## Data supplied

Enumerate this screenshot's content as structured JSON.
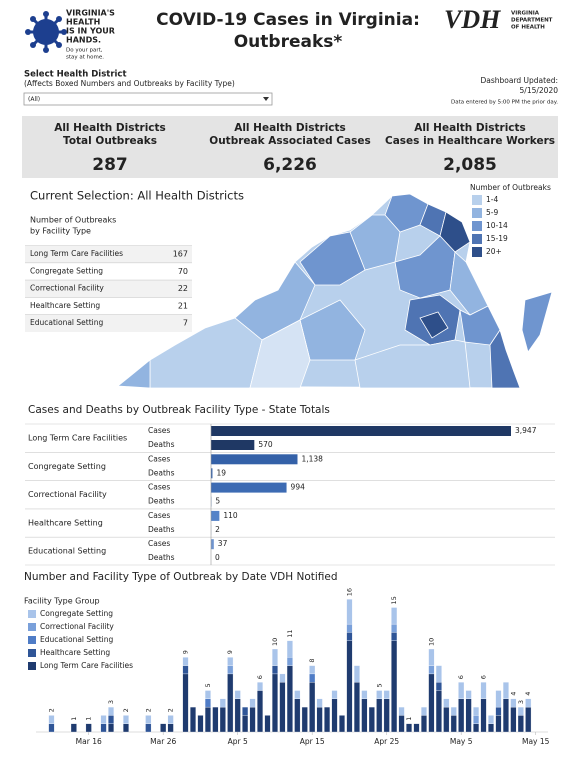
{
  "header": {
    "logo_lines": [
      "VIRGINIA'S",
      "HEALTH",
      "IS IN YOUR",
      "HANDS."
    ],
    "logo_tagline": [
      "Do your part,",
      "stay at home."
    ],
    "title_lines": [
      "COVID-19 Cases in Virginia:",
      "Outbreaks*"
    ],
    "agency_abbr": "VDH",
    "agency_lines": [
      "VIRGINIA",
      "DEPARTMENT",
      "OF HEALTH"
    ]
  },
  "filter": {
    "label": "Select Health District",
    "note": "(Affects Boxed Numbers and Outbreaks by Facility Type)",
    "selected": "(All)"
  },
  "updated": {
    "label": "Dashboard Updated:",
    "date": "5/15/2020",
    "note": "Data entered by 5:00 PM the prior day."
  },
  "kpis": [
    {
      "label_lines": [
        "All Health Districts",
        "Total Outbreaks"
      ],
      "value": "287"
    },
    {
      "label_lines": [
        "All Health Districts",
        "Outbreak Associated Cases"
      ],
      "value": "6,226"
    },
    {
      "label_lines": [
        "All Health Districts",
        "Cases in Healthcare Workers"
      ],
      "value": "2,085"
    }
  ],
  "map": {
    "title": "Current Selection: All Health Districts",
    "legend_title": "Number of Outbreaks",
    "legend": [
      {
        "label": "1-4",
        "color": "#b8d0ec"
      },
      {
        "label": "5-9",
        "color": "#92b4e0"
      },
      {
        "label": "10-14",
        "color": "#6f95cf"
      },
      {
        "label": "15-19",
        "color": "#4f74b3"
      },
      {
        "label": "20+",
        "color": "#2e4f8a"
      }
    ]
  },
  "outbreak_table": {
    "title_lines": [
      "Number of Outbreaks",
      "by Facility Type"
    ],
    "rows": [
      [
        "Long Term Care Facilities",
        167
      ],
      [
        "Congregate Setting",
        70
      ],
      [
        "Correctional Facility",
        22
      ],
      [
        "Healthcare Setting",
        21
      ],
      [
        "Educational Setting",
        7
      ]
    ]
  },
  "cases_chart": {
    "type": "bar",
    "title": "Cases and Deaths by Outbreak Facility Type - State Totals",
    "categories": [
      "Long Term Care Facilities",
      "Congregate Setting",
      "Correctional Facility",
      "Healthcare Setting",
      "Educational Setting"
    ],
    "colors": [
      "#1f3864",
      "#3461a8",
      "#3d6bb3",
      "#5583c8",
      "#6f95cf"
    ],
    "series": [
      {
        "name": "Cases",
        "values": [
          3947,
          1138,
          994,
          110,
          37
        ],
        "value_labels": [
          "3,947",
          "1,138",
          "994",
          "110",
          "37"
        ]
      },
      {
        "name": "Deaths",
        "values": [
          570,
          19,
          5,
          2,
          0
        ]
      }
    ]
  },
  "timeline_chart": {
    "type": "bar",
    "stacked": true,
    "title": "Number and Facility Type of Outbreak by Date VDH Notified",
    "legend_title": "Facility Type Group",
    "categories": [
      null,
      null,
      null,
      null,
      null,
      null,
      "Mar 16",
      null,
      null,
      null,
      null,
      null,
      null,
      null,
      null,
      null,
      "Mar 26",
      null,
      null,
      null,
      null,
      null,
      null,
      null,
      null,
      null,
      "Apr 5",
      null,
      null,
      null,
      null,
      null,
      null,
      null,
      null,
      null,
      "Apr 15",
      null,
      null,
      null,
      null,
      null,
      null,
      null,
      null,
      null,
      "Apr 25",
      null,
      null,
      null,
      null,
      null,
      null,
      null,
      null,
      null,
      "May 5",
      null,
      null,
      null,
      null,
      null,
      null,
      null,
      null,
      null,
      "May 15"
    ],
    "series": [
      {
        "name": "Congregate Setting",
        "color": "#a9c4ea",
        "values": [
          0,
          1,
          0,
          0,
          0,
          0,
          0,
          0,
          1,
          1,
          0,
          1,
          0,
          0,
          1,
          0,
          0,
          1,
          0,
          1,
          0,
          0,
          1,
          0,
          1,
          1,
          1,
          0,
          1,
          1,
          0,
          2,
          1,
          2,
          1,
          0,
          1,
          1,
          0,
          1,
          0,
          3,
          2,
          1,
          0,
          1,
          1,
          2,
          1,
          0,
          0,
          1,
          2,
          2,
          1,
          1,
          2,
          1,
          1,
          2,
          1,
          2,
          2,
          1,
          1,
          1,
          0
        ]
      },
      {
        "name": "Correctional Facility",
        "color": "#7aa0da",
        "values": [
          0,
          0,
          0,
          0,
          0,
          0,
          0,
          0,
          0,
          0,
          0,
          0,
          0,
          0,
          0,
          0,
          0,
          0,
          0,
          0,
          0,
          0,
          0,
          0,
          0,
          1,
          0,
          0,
          0,
          0,
          0,
          0,
          0,
          1,
          0,
          0,
          0,
          0,
          0,
          0,
          0,
          1,
          0,
          0,
          0,
          0,
          0,
          1,
          0,
          0,
          0,
          0,
          1,
          0,
          0,
          0,
          0,
          0,
          1,
          0,
          0,
          0,
          0,
          0,
          0,
          0,
          0
        ]
      },
      {
        "name": "Educational Setting",
        "color": "#4f7cc6",
        "values": [
          0,
          0,
          0,
          0,
          0,
          0,
          0,
          0,
          0,
          0,
          0,
          0,
          0,
          0,
          0,
          0,
          0,
          0,
          0,
          0,
          0,
          0,
          1,
          0,
          0,
          0,
          0,
          0,
          0,
          0,
          0,
          0,
          0,
          0,
          0,
          0,
          1,
          0,
          0,
          0,
          0,
          0,
          0,
          0,
          0,
          0,
          0,
          0,
          0,
          0,
          0,
          0,
          0,
          0,
          0,
          0,
          0,
          0,
          0,
          0,
          0,
          0,
          0,
          0,
          0,
          0,
          0
        ]
      },
      {
        "name": "Healthcare Setting",
        "color": "#2f5597",
        "values": [
          0,
          1,
          0,
          0,
          0,
          0,
          0,
          0,
          1,
          1,
          0,
          0,
          0,
          0,
          1,
          0,
          0,
          0,
          0,
          1,
          0,
          0,
          0,
          0,
          0,
          0,
          0,
          1,
          0,
          0,
          0,
          1,
          0,
          0,
          0,
          0,
          0,
          0,
          0,
          0,
          0,
          1,
          0,
          0,
          0,
          0,
          0,
          1,
          0,
          0,
          0,
          0,
          0,
          1,
          0,
          0,
          0,
          0,
          0,
          0,
          0,
          1,
          0,
          0,
          0,
          0,
          0
        ]
      },
      {
        "name": "Long Term Care Facilities",
        "color": "#1f3b6f",
        "values": [
          0,
          0,
          0,
          0,
          1,
          0,
          1,
          0,
          0,
          1,
          0,
          1,
          0,
          0,
          0,
          0,
          1,
          1,
          0,
          7,
          3,
          2,
          3,
          3,
          3,
          7,
          4,
          2,
          3,
          5,
          2,
          7,
          6,
          8,
          4,
          3,
          6,
          3,
          3,
          4,
          2,
          11,
          6,
          4,
          3,
          4,
          4,
          11,
          2,
          1,
          1,
          2,
          7,
          5,
          3,
          2,
          4,
          4,
          1,
          4,
          1,
          2,
          4,
          3,
          2,
          3,
          0
        ]
      }
    ],
    "total_labels": [
      null,
      "2",
      null,
      null,
      "1",
      null,
      "1",
      null,
      null,
      "3",
      null,
      "2",
      null,
      null,
      "2",
      null,
      null,
      "2",
      null,
      "9",
      null,
      null,
      "5",
      null,
      null,
      "9",
      null,
      null,
      null,
      "6",
      null,
      "10",
      null,
      "11",
      null,
      null,
      "8",
      null,
      null,
      null,
      null,
      "16",
      null,
      null,
      null,
      "5",
      null,
      "15",
      null,
      "1",
      null,
      null,
      "10",
      null,
      null,
      null,
      "6",
      null,
      null,
      "6",
      null,
      null,
      null,
      "4",
      "3",
      "4",
      null
    ]
  }
}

## Directions
Count the lines above that contain the word "Setting", and reply with only that number.

## Final result
9